[Source data]
--- start ---
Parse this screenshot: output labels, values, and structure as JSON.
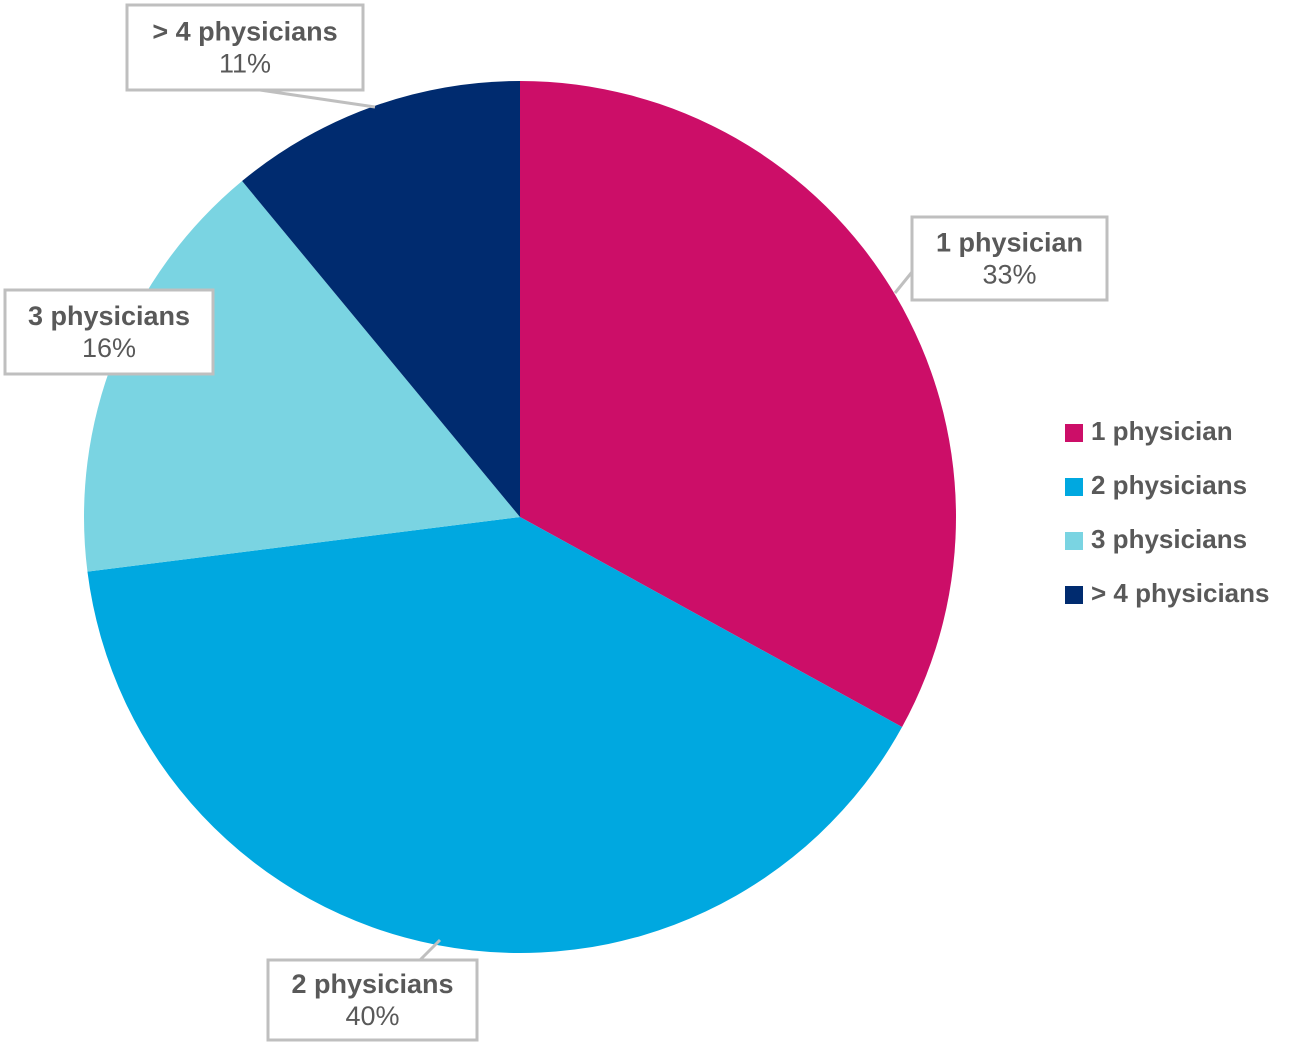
{
  "chart_data": {
    "type": "pie",
    "categories": [
      "1 physician",
      "2 physicians",
      "3 physicians",
      "> 4 physicians"
    ],
    "values": [
      33,
      40,
      16,
      11
    ],
    "value_labels": [
      "33%",
      "40%",
      "16%",
      "11%"
    ],
    "colors": [
      "#cc0e68",
      "#00a8e0",
      "#7ad4e2",
      "#002b6f"
    ],
    "legend": "right"
  }
}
--- end ---
— Exercise aim —
Each line of the material must be retyped exactly, except that images are omitted.

— Response to the task —
Parse this screenshot: output labels, values, and structure as JSON.
{
  "chart_data": {
    "type": "pie",
    "categories": [
      "1 physician",
      "2 physicians",
      "3 physicians",
      "> 4 physicians"
    ],
    "values": [
      33,
      40,
      16,
      11
    ],
    "value_labels": [
      "33%",
      "40%",
      "16%",
      "11%"
    ],
    "colors": [
      "#cc0e68",
      "#00a8e0",
      "#7ad4e2",
      "#002b6f"
    ],
    "legend": "right"
  }
}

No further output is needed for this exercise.